**GIVEN ENTRIES:**

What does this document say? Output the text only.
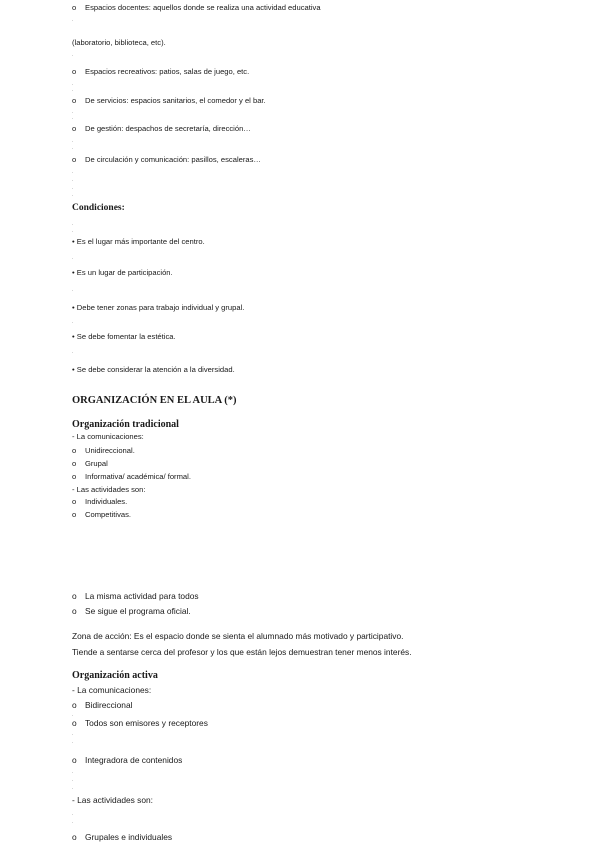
o Espacios docentes: aquellos donde se realiza una actividad educativa
.
(laboratorio, biblioteca, etc).
.
o Espacios recreativos: patios, salas de juego, etc.
.
.
o De servicios: espacios sanitarios, el comedor y el bar.
.
.
o De gestión: despachos de secretaría, dirección…
.
.
o De circulación y comunicación: pasillos, escaleras…
.
.
.
.
Condiciones:
.
.
• Es el lugar más importante del centro.
.
• Es un lugar de participación.
.
• Debe tener zonas para trabajo individual y grupal.
.
• Se debe fomentar la estética.
.
• Se debe considerar la atención a la diversidad.
ORGANIZACIÓN EN EL AULA (*)
Organización tradicional
- La comunicaciones:
o Unidireccional.
o Grupal
o Informativa/ académica/ formal.
- Las actividades son:
o Individuales.
o Competitivas.
o La misma actividad para todos
o Se sigue el programa oficial.
Zona de acción: Es el espacio donde se sienta el alumnado más motivado y participativo.
Tiende a sentarse cerca del profesor y los que están lejos demuestran tener menos interés.
Organización activa
- La comunicaciones:
o Bidireccional
.
o Todos son emisores y receptores
.
.
o Integradora de contenidos
.
.
.
- Las actividades son:
.
.
o Grupales e individuales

**EXERCISE PROMPT:**
Copy every record above exactly, leaving out the pictures.

**REPLY TO THE TASK:**
What does this document say? Output the text only.
o Espacios docentes: aquellos donde se realiza una actividad educativa
.
(laboratorio, biblioteca, etc).
.
o Espacios recreativos: patios, salas de juego, etc.
.
.
o De servicios: espacios sanitarios, el comedor y el bar.
.
.
o De gestión: despachos de secretaría, dirección…
.
.
o De circulación y comunicación: pasillos, escaleras…
.
.
.
.
Condiciones:
.
.
• Es el lugar más importante del centro.
.
• Es un lugar de participación.
.
• Debe tener zonas para trabajo individual y grupal.
.
• Se debe fomentar la estética.
.
• Se debe considerar la atención a la diversidad.
ORGANIZACIÓN EN EL AULA (*)
Organización tradicional
- La comunicaciones:
o Unidireccional.
o Grupal
o Informativa/ académica/ formal.
- Las actividades son:
o Individuales.
o Competitivas.
o La misma actividad para todos
o Se sigue el programa oficial.
Zona de acción: Es el espacio donde se sienta el alumnado más motivado y participativo.
Tiende a sentarse cerca del profesor y los que están lejos demuestran tener menos interés.
Organización activa
- La comunicaciones:
o Bidireccional
.
o Todos son emisores y receptores
.
.
o Integradora de contenidos
.
.
.
- Las actividades son:
.
.
o Grupales e individuales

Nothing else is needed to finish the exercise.